TASK OBJECTIVE:
From the listing below, return each line that includes "structured".

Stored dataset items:
- - - - - - -

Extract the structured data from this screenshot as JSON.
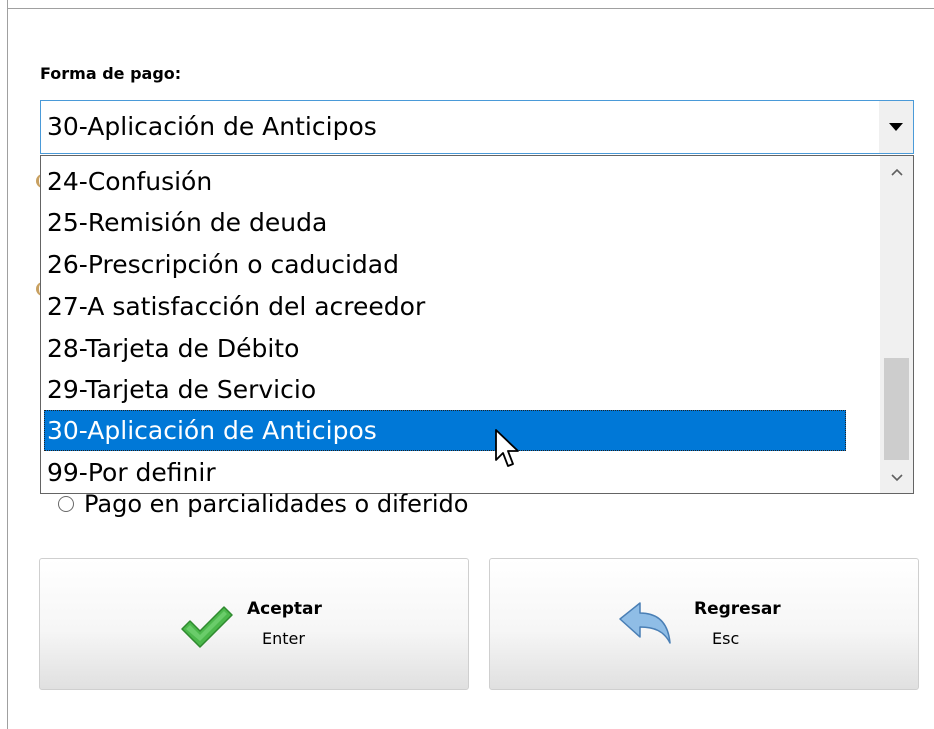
{
  "form": {
    "label": "Forma de pago:",
    "selected_value": "30-Aplicación de Anticipos"
  },
  "dropdown": {
    "items": [
      {
        "label": "24-Confusión",
        "selected": false
      },
      {
        "label": "25-Remisión de deuda",
        "selected": false
      },
      {
        "label": "26-Prescripción o caducidad",
        "selected": false
      },
      {
        "label": "27-A satisfacción del acreedor",
        "selected": false
      },
      {
        "label": "28-Tarjeta de Débito",
        "selected": false
      },
      {
        "label": "29-Tarjeta de Servicio",
        "selected": false
      },
      {
        "label": "30-Aplicación de Anticipos",
        "selected": true
      },
      {
        "label": "99-Por definir",
        "selected": false
      }
    ],
    "scroll_up_icon": "chevron-up-icon",
    "scroll_down_icon": "chevron-down-icon"
  },
  "radio": {
    "label": "Pago en parcialidades o diferido",
    "checked": false
  },
  "buttons": {
    "accept": {
      "title": "Aceptar",
      "shortcut": "Enter",
      "icon": "checkmark-icon"
    },
    "back": {
      "title": "Regresar",
      "shortcut": "Esc",
      "icon": "back-arrow-icon"
    }
  },
  "colors": {
    "selection": "#0078d7",
    "combo_border": "#4a9ad8",
    "check_green": "#4cb84c",
    "arrow_blue": "#7fb0dc"
  }
}
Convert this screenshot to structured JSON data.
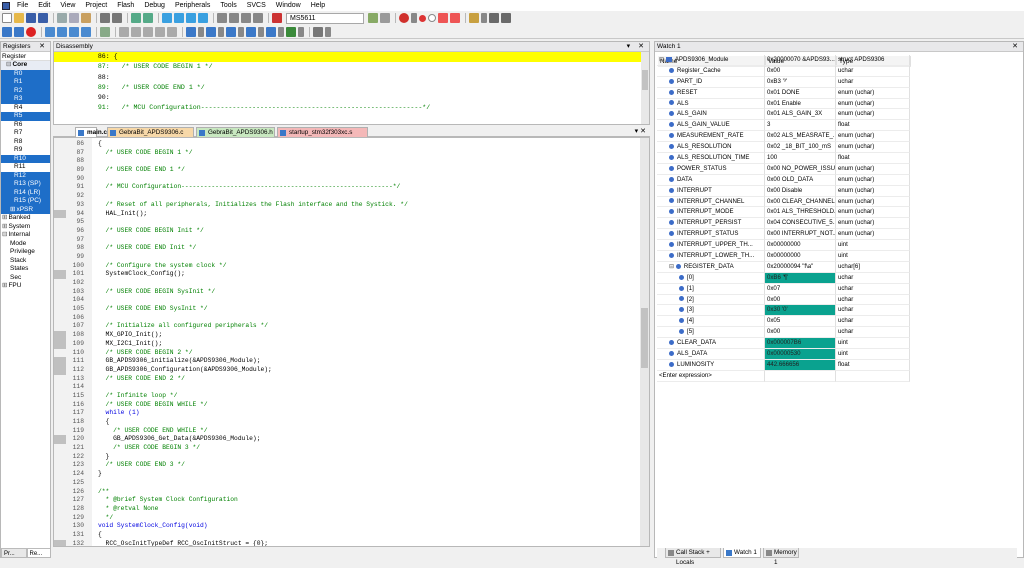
{
  "menu": [
    "File",
    "Edit",
    "View",
    "Project",
    "Flash",
    "Debug",
    "Peripherals",
    "Tools",
    "SVCS",
    "Window",
    "Help"
  ],
  "toolbar": {
    "target": "MS5611"
  },
  "registers": {
    "title": "Registers",
    "col": "Register",
    "rows": [
      {
        "label": "Core",
        "bold": true,
        "indent": 1,
        "sel": false,
        "exp": "⊟"
      },
      {
        "label": "R0",
        "indent": 3,
        "sel": true
      },
      {
        "label": "R1",
        "indent": 3,
        "sel": true
      },
      {
        "label": "R2",
        "indent": 3,
        "sel": true
      },
      {
        "label": "R3",
        "indent": 3,
        "sel": true
      },
      {
        "label": "R4",
        "indent": 3,
        "sel": false
      },
      {
        "label": "R5",
        "indent": 3,
        "sel": true
      },
      {
        "label": "R6",
        "indent": 3,
        "sel": false
      },
      {
        "label": "R7",
        "indent": 3,
        "sel": false
      },
      {
        "label": "R8",
        "indent": 3,
        "sel": false
      },
      {
        "label": "R9",
        "indent": 3,
        "sel": false
      },
      {
        "label": "R10",
        "indent": 3,
        "sel": true
      },
      {
        "label": "R11",
        "indent": 3,
        "sel": false
      },
      {
        "label": "R12",
        "indent": 3,
        "sel": true
      },
      {
        "label": "R13 (SP)",
        "indent": 3,
        "sel": true
      },
      {
        "label": "R14 (LR)",
        "indent": 3,
        "sel": true
      },
      {
        "label": "R15 (PC)",
        "indent": 3,
        "sel": true
      },
      {
        "label": "xPSR",
        "indent": 2,
        "sel": true,
        "exp": "⊞"
      },
      {
        "label": "Banked",
        "indent": 0,
        "sel": false,
        "exp": "⊞"
      },
      {
        "label": "System",
        "indent": 0,
        "sel": false,
        "exp": "⊞"
      },
      {
        "label": "Internal",
        "indent": 0,
        "sel": false,
        "exp": "⊟"
      },
      {
        "label": "Mode",
        "indent": 2,
        "sel": false
      },
      {
        "label": "Privilege",
        "indent": 2,
        "sel": false
      },
      {
        "label": "Stack",
        "indent": 2,
        "sel": false
      },
      {
        "label": "States",
        "indent": 2,
        "sel": false
      },
      {
        "label": "Sec",
        "indent": 2,
        "sel": false
      },
      {
        "label": "FPU",
        "indent": 0,
        "sel": false,
        "exp": "⊞"
      }
    ],
    "bottom_tabs": [
      "Pr...",
      "Re..."
    ]
  },
  "disassembly": {
    "title": "Disassembly",
    "lines": [
      {
        "text": "    86: {",
        "cm": false,
        "hl": true
      },
      {
        "text": "    87:   /* USER CODE BEGIN 1 */",
        "cm": true
      },
      {
        "text": "    88:",
        "cm": false
      },
      {
        "text": "    89:   /* USER CODE END 1 */",
        "cm": true
      },
      {
        "text": "    90:",
        "cm": false
      },
      {
        "text": "    91:   /* MCU Configuration--------------------------------------------------------*/",
        "cm": true
      }
    ]
  },
  "tabs": [
    "main.c",
    "GebraBit_APDS9306.c",
    "GebraBit_APDS9306.h",
    "startup_stm32f303xc.s"
  ],
  "code": [
    {
      "n": "86",
      "t": "{",
      "k": "n",
      "m": false
    },
    {
      "n": "87",
      "t": "  /* USER CODE BEGIN 1 */",
      "k": "c",
      "m": false
    },
    {
      "n": "88",
      "t": "",
      "k": "n",
      "m": false
    },
    {
      "n": "89",
      "t": "  /* USER CODE END 1 */",
      "k": "c",
      "m": false
    },
    {
      "n": "90",
      "t": "",
      "k": "n",
      "m": false
    },
    {
      "n": "91",
      "t": "  /* MCU Configuration--------------------------------------------------------*/",
      "k": "c",
      "m": false
    },
    {
      "n": "92",
      "t": "",
      "k": "n",
      "m": false
    },
    {
      "n": "93",
      "t": "  /* Reset of all peripherals, Initializes the Flash interface and the Systick. */",
      "k": "c",
      "m": false
    },
    {
      "n": "94",
      "t": "  HAL_Init();",
      "k": "n",
      "m": true
    },
    {
      "n": "95",
      "t": "",
      "k": "n",
      "m": false
    },
    {
      "n": "96",
      "t": "  /* USER CODE BEGIN Init */",
      "k": "c",
      "m": false
    },
    {
      "n": "97",
      "t": "",
      "k": "n",
      "m": false
    },
    {
      "n": "98",
      "t": "  /* USER CODE END Init */",
      "k": "c",
      "m": false
    },
    {
      "n": "99",
      "t": "",
      "k": "n",
      "m": false
    },
    {
      "n": "100",
      "t": "  /* Configure the system clock */",
      "k": "c",
      "m": false
    },
    {
      "n": "101",
      "t": "  SystemClock_Config();",
      "k": "n",
      "m": true
    },
    {
      "n": "102",
      "t": "",
      "k": "n",
      "m": false
    },
    {
      "n": "103",
      "t": "  /* USER CODE BEGIN SysInit */",
      "k": "c",
      "m": false
    },
    {
      "n": "104",
      "t": "",
      "k": "n",
      "m": false
    },
    {
      "n": "105",
      "t": "  /* USER CODE END SysInit */",
      "k": "c",
      "m": false
    },
    {
      "n": "106",
      "t": "",
      "k": "n",
      "m": false
    },
    {
      "n": "107",
      "t": "  /* Initialize all configured peripherals */",
      "k": "c",
      "m": false
    },
    {
      "n": "108",
      "t": "  MX_GPIO_Init();",
      "k": "n",
      "m": true
    },
    {
      "n": "109",
      "t": "  MX_I2C1_Init();",
      "k": "n",
      "m": true
    },
    {
      "n": "110",
      "t": "  /* USER CODE BEGIN 2 */",
      "k": "c",
      "m": false
    },
    {
      "n": "111",
      "t": "  GB_APDS9306_initialize(&APDS9306_Module);",
      "k": "n",
      "m": true
    },
    {
      "n": "112",
      "t": "  GB_APDS9306_Configuration(&APDS9306_Module);",
      "k": "n",
      "m": true
    },
    {
      "n": "113",
      "t": "  /* USER CODE END 2 */",
      "k": "c",
      "m": false
    },
    {
      "n": "114",
      "t": "",
      "k": "n",
      "m": false
    },
    {
      "n": "115",
      "t": "  /* Infinite loop */",
      "k": "c",
      "m": false
    },
    {
      "n": "116",
      "t": "  /* USER CODE BEGIN WHILE */",
      "k": "c",
      "m": false
    },
    {
      "n": "117",
      "t": "  while (1)",
      "k": "w",
      "m": false
    },
    {
      "n": "118",
      "t": "  {",
      "k": "n",
      "m": false
    },
    {
      "n": "119",
      "t": "    /* USER CODE END WHILE */",
      "k": "c",
      "m": false
    },
    {
      "n": "120",
      "t": "    GB_APDS9306_Get_Data(&APDS9306_Module);",
      "k": "n",
      "m": true
    },
    {
      "n": "121",
      "t": "    /* USER CODE BEGIN 3 */",
      "k": "c",
      "m": false
    },
    {
      "n": "122",
      "t": "  }",
      "k": "n",
      "m": false
    },
    {
      "n": "123",
      "t": "  /* USER CODE END 3 */",
      "k": "c",
      "m": false
    },
    {
      "n": "124",
      "t": "}",
      "k": "n",
      "m": false
    },
    {
      "n": "125",
      "t": "",
      "k": "n",
      "m": false
    },
    {
      "n": "126",
      "t": "/**",
      "k": "c",
      "m": false
    },
    {
      "n": "127",
      "t": "  * @brief System Clock Configuration",
      "k": "c",
      "m": false
    },
    {
      "n": "128",
      "t": "  * @retval None",
      "k": "c",
      "m": false
    },
    {
      "n": "129",
      "t": "  */",
      "k": "c",
      "m": false
    },
    {
      "n": "130",
      "t": "void SystemClock_Config(void)",
      "k": "v",
      "m": false
    },
    {
      "n": "131",
      "t": "{",
      "k": "n",
      "m": false
    },
    {
      "n": "132",
      "t": "  RCC_OscInitTypeDef RCC_OscInitStruct = {0};",
      "k": "n",
      "m": true
    }
  ],
  "watch": {
    "title": "Watch 1",
    "cols": [
      "Name",
      "Value",
      "Type"
    ],
    "rows": [
      {
        "name": "APDS9306_Module",
        "value": "0x20000070 &APDS93...",
        "type": "struct APDS9306",
        "lvl": 0,
        "exp": "⊟",
        "teal": false,
        "icon": "none"
      },
      {
        "name": "Register_Cache",
        "value": "0x00",
        "type": "uchar",
        "lvl": 1,
        "teal": false
      },
      {
        "name": "PART_ID",
        "value": "0xB3 '³'",
        "type": "uchar",
        "lvl": 1,
        "teal": false
      },
      {
        "name": "RESET",
        "value": "0x01 DONE",
        "type": "enum (uchar)",
        "lvl": 1,
        "teal": false
      },
      {
        "name": "ALS",
        "value": "0x01 Enable",
        "type": "enum (uchar)",
        "lvl": 1,
        "teal": false
      },
      {
        "name": "ALS_GAIN",
        "value": "0x01 ALS_GAIN_3X",
        "type": "enum (uchar)",
        "lvl": 1,
        "teal": false
      },
      {
        "name": "ALS_GAIN_VALUE",
        "value": "3",
        "type": "float",
        "lvl": 1,
        "teal": false
      },
      {
        "name": "MEASUREMENT_RATE",
        "value": "0x02 ALS_MEASRATE_...",
        "type": "enum (uchar)",
        "lvl": 1,
        "teal": false
      },
      {
        "name": "ALS_RESOLUTION",
        "value": "0x02 _18_BIT_100_mS",
        "type": "enum (uchar)",
        "lvl": 1,
        "teal": false
      },
      {
        "name": "ALS_RESOLUTION_TIME",
        "value": "100",
        "type": "float",
        "lvl": 1,
        "teal": false
      },
      {
        "name": "POWER_STATUS",
        "value": "0x00 NO_POWER_ISSUE",
        "type": "enum (uchar)",
        "lvl": 1,
        "teal": false
      },
      {
        "name": "DATA",
        "value": "0x00 OLD_DATA",
        "type": "enum (uchar)",
        "lvl": 1,
        "teal": false
      },
      {
        "name": "INTERRUPT",
        "value": "0x00 Disable",
        "type": "enum (uchar)",
        "lvl": 1,
        "teal": false
      },
      {
        "name": "INTERRUPT_CHANNEL",
        "value": "0x00 CLEAR_CHANNEL",
        "type": "enum (uchar)",
        "lvl": 1,
        "teal": false
      },
      {
        "name": "INTERRUPT_MODE",
        "value": "0x01 ALS_THRESHOLD...",
        "type": "enum (uchar)",
        "lvl": 1,
        "teal": false
      },
      {
        "name": "INTERRUPT_PERSIST",
        "value": "0x04 CONSECUTIVE_5...",
        "type": "enum (uchar)",
        "lvl": 1,
        "teal": false
      },
      {
        "name": "INTERRUPT_STATUS",
        "value": "0x00 INTERRUPT_NOT...",
        "type": "enum (uchar)",
        "lvl": 1,
        "teal": false
      },
      {
        "name": "INTERRUPT_UPPER_TH...",
        "value": "0x00000000",
        "type": "uint",
        "lvl": 1,
        "teal": false
      },
      {
        "name": "INTERRUPT_LOWER_TH...",
        "value": "0x00000000",
        "type": "uint",
        "lvl": 1,
        "teal": false
      },
      {
        "name": "REGISTER_DATA",
        "value": "0x20000094 \"f\\a\"",
        "type": "uchar[6]",
        "lvl": 1,
        "exp": "⊟",
        "teal": false
      },
      {
        "name": "[0]",
        "value": "0xB6 '¶'",
        "type": "uchar",
        "lvl": 2,
        "teal": true
      },
      {
        "name": "[1]",
        "value": "0x07",
        "type": "uchar",
        "lvl": 2,
        "teal": false
      },
      {
        "name": "[2]",
        "value": "0x00",
        "type": "uchar",
        "lvl": 2,
        "teal": false
      },
      {
        "name": "[3]",
        "value": "0x30 '0'",
        "type": "uchar",
        "lvl": 2,
        "teal": true
      },
      {
        "name": "[4]",
        "value": "0x05",
        "type": "uchar",
        "lvl": 2,
        "teal": false
      },
      {
        "name": "[5]",
        "value": "0x00",
        "type": "uchar",
        "lvl": 2,
        "teal": false
      },
      {
        "name": "CLEAR_DATA",
        "value": "0x000007B6",
        "type": "uint",
        "lvl": 1,
        "teal": true
      },
      {
        "name": "ALS_DATA",
        "value": "0x00000530",
        "type": "uint",
        "lvl": 1,
        "teal": true
      },
      {
        "name": "LUMINOSITY",
        "value": "442.666656",
        "type": "float",
        "lvl": 1,
        "teal": true
      },
      {
        "name": "<Enter expression>",
        "value": "",
        "type": "",
        "lvl": 0,
        "teal": false,
        "icon": "none"
      }
    ],
    "bottom_tabs": [
      "Call Stack + Locals",
      "Watch 1",
      "Memory 1"
    ]
  }
}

- - - - - - -

EXERCISE OUTPUT:
Extract the structured data from this screenshot as JSON.
Convert this screenshot to structured JSON data.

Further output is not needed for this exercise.